Short task: Write out the records again, exactly, leaving none out.

#### Given records

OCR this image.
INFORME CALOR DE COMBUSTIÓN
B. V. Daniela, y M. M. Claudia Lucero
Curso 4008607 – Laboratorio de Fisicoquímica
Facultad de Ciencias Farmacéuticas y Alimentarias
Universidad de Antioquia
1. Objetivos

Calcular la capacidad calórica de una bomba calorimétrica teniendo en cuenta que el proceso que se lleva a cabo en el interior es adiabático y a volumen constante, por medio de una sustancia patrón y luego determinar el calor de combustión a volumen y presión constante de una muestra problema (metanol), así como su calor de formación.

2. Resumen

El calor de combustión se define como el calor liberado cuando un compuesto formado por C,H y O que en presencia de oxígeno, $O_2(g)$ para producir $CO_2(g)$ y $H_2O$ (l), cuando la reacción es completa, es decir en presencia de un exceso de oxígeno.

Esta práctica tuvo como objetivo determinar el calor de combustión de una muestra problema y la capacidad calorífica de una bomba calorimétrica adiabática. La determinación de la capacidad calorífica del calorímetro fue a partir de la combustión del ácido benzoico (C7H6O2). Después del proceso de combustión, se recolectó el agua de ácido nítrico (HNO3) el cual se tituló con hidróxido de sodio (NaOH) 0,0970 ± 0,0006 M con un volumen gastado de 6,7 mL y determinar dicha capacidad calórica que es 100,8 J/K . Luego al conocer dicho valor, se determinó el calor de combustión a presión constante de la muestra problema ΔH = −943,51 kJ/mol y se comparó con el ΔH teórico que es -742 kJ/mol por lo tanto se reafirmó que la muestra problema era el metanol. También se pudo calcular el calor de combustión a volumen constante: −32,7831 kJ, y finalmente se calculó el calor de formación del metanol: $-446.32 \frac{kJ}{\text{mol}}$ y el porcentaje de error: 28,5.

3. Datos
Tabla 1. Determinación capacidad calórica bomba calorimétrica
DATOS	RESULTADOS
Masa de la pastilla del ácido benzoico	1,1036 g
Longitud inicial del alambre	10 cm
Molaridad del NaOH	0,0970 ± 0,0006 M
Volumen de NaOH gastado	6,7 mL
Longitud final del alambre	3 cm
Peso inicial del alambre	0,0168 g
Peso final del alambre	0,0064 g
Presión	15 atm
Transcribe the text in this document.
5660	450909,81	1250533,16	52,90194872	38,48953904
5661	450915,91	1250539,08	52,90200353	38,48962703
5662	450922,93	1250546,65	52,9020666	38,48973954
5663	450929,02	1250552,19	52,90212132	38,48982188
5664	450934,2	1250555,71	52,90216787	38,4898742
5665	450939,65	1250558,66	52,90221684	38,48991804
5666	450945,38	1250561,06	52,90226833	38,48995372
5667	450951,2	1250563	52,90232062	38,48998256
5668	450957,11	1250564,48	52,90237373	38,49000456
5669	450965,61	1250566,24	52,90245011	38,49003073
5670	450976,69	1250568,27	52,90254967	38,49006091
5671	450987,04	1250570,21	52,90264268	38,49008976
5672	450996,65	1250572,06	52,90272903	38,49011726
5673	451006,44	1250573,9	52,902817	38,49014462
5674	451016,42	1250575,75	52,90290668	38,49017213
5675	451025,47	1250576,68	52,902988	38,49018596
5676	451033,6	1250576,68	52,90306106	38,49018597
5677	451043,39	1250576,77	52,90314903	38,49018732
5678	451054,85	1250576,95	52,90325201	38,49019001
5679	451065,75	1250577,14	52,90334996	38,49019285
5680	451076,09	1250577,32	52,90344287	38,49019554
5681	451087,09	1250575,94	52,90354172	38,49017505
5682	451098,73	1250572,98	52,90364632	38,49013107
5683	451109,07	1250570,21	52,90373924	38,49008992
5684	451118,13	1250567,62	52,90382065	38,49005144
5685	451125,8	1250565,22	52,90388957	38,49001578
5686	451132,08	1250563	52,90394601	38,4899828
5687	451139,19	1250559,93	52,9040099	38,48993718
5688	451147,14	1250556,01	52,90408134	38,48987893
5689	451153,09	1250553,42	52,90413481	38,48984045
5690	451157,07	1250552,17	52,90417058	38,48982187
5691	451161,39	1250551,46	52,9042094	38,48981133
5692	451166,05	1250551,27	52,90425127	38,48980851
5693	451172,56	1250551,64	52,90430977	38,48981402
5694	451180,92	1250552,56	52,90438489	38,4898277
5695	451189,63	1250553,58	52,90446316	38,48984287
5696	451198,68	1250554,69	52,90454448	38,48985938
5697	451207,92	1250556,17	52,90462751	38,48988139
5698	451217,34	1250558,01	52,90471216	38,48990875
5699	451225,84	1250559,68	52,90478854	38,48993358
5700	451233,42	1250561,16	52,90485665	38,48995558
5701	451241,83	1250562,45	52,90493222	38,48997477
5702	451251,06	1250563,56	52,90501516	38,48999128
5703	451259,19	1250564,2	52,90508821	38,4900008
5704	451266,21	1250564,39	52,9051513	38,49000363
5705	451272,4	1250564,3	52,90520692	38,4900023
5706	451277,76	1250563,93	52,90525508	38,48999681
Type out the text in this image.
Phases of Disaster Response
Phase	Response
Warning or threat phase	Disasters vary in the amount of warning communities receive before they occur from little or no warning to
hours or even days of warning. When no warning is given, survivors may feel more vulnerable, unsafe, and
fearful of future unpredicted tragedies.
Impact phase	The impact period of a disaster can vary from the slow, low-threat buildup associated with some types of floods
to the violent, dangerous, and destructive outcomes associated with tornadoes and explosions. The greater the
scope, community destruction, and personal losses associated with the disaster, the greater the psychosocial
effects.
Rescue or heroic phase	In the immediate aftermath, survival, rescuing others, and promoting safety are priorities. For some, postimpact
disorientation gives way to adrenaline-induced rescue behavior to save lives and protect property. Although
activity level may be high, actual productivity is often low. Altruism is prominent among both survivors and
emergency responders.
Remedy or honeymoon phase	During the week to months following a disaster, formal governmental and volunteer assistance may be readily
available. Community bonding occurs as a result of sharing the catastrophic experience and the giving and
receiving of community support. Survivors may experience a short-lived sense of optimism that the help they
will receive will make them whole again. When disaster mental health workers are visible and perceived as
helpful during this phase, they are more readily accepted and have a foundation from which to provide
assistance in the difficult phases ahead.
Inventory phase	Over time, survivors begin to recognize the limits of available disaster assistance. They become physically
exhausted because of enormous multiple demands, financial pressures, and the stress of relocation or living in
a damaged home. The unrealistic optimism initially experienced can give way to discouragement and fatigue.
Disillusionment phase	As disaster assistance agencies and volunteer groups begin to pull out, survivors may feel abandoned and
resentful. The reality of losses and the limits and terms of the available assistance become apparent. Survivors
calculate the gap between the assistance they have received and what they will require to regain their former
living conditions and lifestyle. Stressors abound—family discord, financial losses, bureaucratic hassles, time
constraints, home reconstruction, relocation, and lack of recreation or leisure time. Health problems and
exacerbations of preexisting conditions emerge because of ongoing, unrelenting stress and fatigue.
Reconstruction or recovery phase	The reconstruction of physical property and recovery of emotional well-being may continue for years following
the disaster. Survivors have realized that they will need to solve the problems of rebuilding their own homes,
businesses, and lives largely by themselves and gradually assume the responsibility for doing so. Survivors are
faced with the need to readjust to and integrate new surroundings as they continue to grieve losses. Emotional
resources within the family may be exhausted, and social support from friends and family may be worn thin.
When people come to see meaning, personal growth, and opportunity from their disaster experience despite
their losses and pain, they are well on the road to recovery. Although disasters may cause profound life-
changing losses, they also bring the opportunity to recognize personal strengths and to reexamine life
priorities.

########

Response:
OCR this image.
INFORME CALOR DE COMBUSTIÓN
B. V. Daniela, y M. M. Claudia Lucero
Curso 4008607 – Laboratorio de Fisicoquímica
Facultad de Ciencias Farmacéuticas y Alimentarias
Universidad de Antioquia
1. Objetivos

Calcular la capacidad calórica de una bomba calorimétrica teniendo en cuenta que el proceso que se lleva a cabo en el interior es adiabático y a volumen constante, por medio de una sustancia patrón y luego determinar el calor de combustión a volumen y presión constante de una muestra problema (metanol), así como su calor de formación.

2. Resumen

El calor de combustión se define como el calor liberado cuando un compuesto formado por C,H y O que en presencia de oxígeno, $O_2(g)$ para producir $CO_2(g)$ y $H_2O$ (l), cuando la reacción es completa, es decir en presencia de un exceso de oxígeno.

Esta práctica tuvo como objetivo determinar el calor de combustión de una muestra problema y la capacidad calorífica de una bomba calorimétrica adiabática. La determinación de la capacidad calorífica del calorímetro fue a partir de la combustión del ácido benzoico (C7H6O2). Después del proceso de combustión, se recolectó el agua de ácido nítrico (HNO3) el cual se tituló con hidróxido de sodio (NaOH) 0,0970 ± 0,0006 M con un volumen gastado de 6,7 mL y determinar dicha capacidad calórica que es 100,8 J/K . Luego al conocer dicho valor, se determinó el calor de combustión a presión constante de la muestra problema ΔH = −943,51 kJ/mol y se comparó con el ΔH teórico que es -742 kJ/mol por lo tanto se reafirmó que la muestra problema era el metanol. También se pudo calcular el calor de combustión a volumen constante: −32,7831 kJ, y finalmente se calculó el calor de formación del metanol: $-446.32 \frac{kJ}{\text{mol}}$ y el porcentaje de error: 28,5.

3. Datos
Tabla 1. Determinación capacidad calórica bomba calorimétrica
DATOS	RESULTADOS
Masa de la pastilla del ácido benzoico	1,1036 g
Longitud inicial del alambre	10 cm
Molaridad del NaOH	0,0970 ± 0,0006 M
Volumen de NaOH gastado	6,7 mL
Longitud final del alambre	3 cm
Peso inicial del alambre	0,0168 g
Peso final del alambre	0,0064 g
Presión	15 atm
Transcribe the text in this document.
5660	450909,81	1250533,16	52,90194872	38,48953904
5661	450915,91	1250539,08	52,90200353	38,48962703
5662	450922,93	1250546,65	52,9020666	38,48973954
5663	450929,02	1250552,19	52,90212132	38,48982188
5664	450934,2	1250555,71	52,90216787	38,4898742
5665	450939,65	1250558,66	52,90221684	38,48991804
5666	450945,38	1250561,06	52,90226833	38,48995372
5667	450951,2	1250563	52,90232062	38,48998256
5668	450957,11	1250564,48	52,90237373	38,49000456
5669	450965,61	1250566,24	52,90245011	38,49003073
5670	450976,69	1250568,27	52,90254967	38,49006091
5671	450987,04	1250570,21	52,90264268	38,49008976
5672	450996,65	1250572,06	52,90272903	38,49011726
5673	451006,44	1250573,9	52,902817	38,49014462
5674	451016,42	1250575,75	52,90290668	38,49017213
5675	451025,47	1250576,68	52,902988	38,49018596
5676	451033,6	1250576,68	52,90306106	38,49018597
5677	451043,39	1250576,77	52,90314903	38,49018732
5678	451054,85	1250576,95	52,90325201	38,49019001
5679	451065,75	1250577,14	52,90334996	38,49019285
5680	451076,09	1250577,32	52,90344287	38,49019554
5681	451087,09	1250575,94	52,90354172	38,49017505
5682	451098,73	1250572,98	52,90364632	38,49013107
5683	451109,07	1250570,21	52,90373924	38,49008992
5684	451118,13	1250567,62	52,90382065	38,49005144
5685	451125,8	1250565,22	52,90388957	38,49001578
5686	451132,08	1250563	52,90394601	38,4899828
5687	451139,19	1250559,93	52,9040099	38,48993718
5688	451147,14	1250556,01	52,90408134	38,48987893
5689	451153,09	1250553,42	52,90413481	38,48984045
5690	451157,07	1250552,17	52,90417058	38,48982187
5691	451161,39	1250551,46	52,9042094	38,48981133
5692	451166,05	1250551,27	52,90425127	38,48980851
5693	451172,56	1250551,64	52,90430977	38,48981402
5694	451180,92	1250552,56	52,90438489	38,4898277
5695	451189,63	1250553,58	52,90446316	38,48984287
5696	451198,68	1250554,69	52,90454448	38,48985938
5697	451207,92	1250556,17	52,90462751	38,48988139
5698	451217,34	1250558,01	52,90471216	38,48990875
5699	451225,84	1250559,68	52,90478854	38,48993358
5700	451233,42	1250561,16	52,90485665	38,48995558
5701	451241,83	1250562,45	52,90493222	38,48997477
5702	451251,06	1250563,56	52,90501516	38,48999128
5703	451259,19	1250564,2	52,90508821	38,4900008
5704	451266,21	1250564,39	52,9051513	38,49000363
5705	451272,4	1250564,3	52,90520692	38,4900023
5706	451277,76	1250563,93	52,90525508	38,48999681
Type out the text in this image.
Phases of Disaster Response
Phase	Response
Warning or threat phase	Disasters vary in the amount of warning communities receive before they occur from little or no warning to
hours or even days of warning. When no warning is given, survivors may feel more vulnerable, unsafe, and
fearful of future unpredicted tragedies.
Impact phase	The impact period of a disaster can vary from the slow, low-threat buildup associated with some types of floods
to the violent, dangerous, and destructive outcomes associated with tornadoes and explosions. The greater the
scope, community destruction, and personal losses associated with the disaster, the greater the psychosocial
effects.
Rescue or heroic phase	In the immediate aftermath, survival, rescuing others, and promoting safety are priorities. For some, postimpact
disorientation gives way to adrenaline-induced rescue behavior to save lives and protect property. Although
activity level may be high, actual productivity is often low. Altruism is prominent among both survivors and
emergency responders.
Remedy or honeymoon phase	During the week to months following a disaster, formal governmental and volunteer assistance may be readily
available. Community bonding occurs as a result of sharing the catastrophic experience and the giving and
receiving of community support. Survivors may experience a short-lived sense of optimism that the help they
will receive will make them whole again. When disaster mental health workers are visible and perceived as
helpful during this phase, they are more readily accepted and have a foundation from which to provide
assistance in the difficult phases ahead.
Inventory phase	Over time, survivors begin to recognize the limits of available disaster assistance. They become physically
exhausted because of enormous multiple demands, financial pressures, and the stress of relocation or living in
a damaged home. The unrealistic optimism initially experienced can give way to discouragement and fatigue.
Disillusionment phase	As disaster assistance agencies and volunteer groups begin to pull out, survivors may feel abandoned and
resentful. The reality of losses and the limits and terms of the available assistance become apparent. Survivors
calculate the gap between the assistance they have received and what they will require to regain their former
living conditions and lifestyle. Stressors abound—family discord, financial losses, bureaucratic hassles, time
constraints, home reconstruction, relocation, and lack of recreation or leisure time. Health problems and
exacerbations of preexisting conditions emerge because of ongoing, unrelenting stress and fatigue.
Reconstruction or recovery phase	The reconstruction of physical property and recovery of emotional well-being may continue for years following
the disaster. Survivors have realized that they will need to solve the problems of rebuilding their own homes,
businesses, and lives largely by themselves and gradually assume the responsibility for doing so. Survivors are
faced with the need to readjust to and integrate new surroundings as they continue to grieve losses. Emotional
resources within the family may be exhausted, and social support from friends and family may be worn thin.
When people come to see meaning, personal growth, and opportunity from their disaster experience despite
their losses and pain, they are well on the road to recovery. Although disasters may cause profound life-
changing losses, they also bring the opportunity to recognize personal strengths and to reexamine life
priorities.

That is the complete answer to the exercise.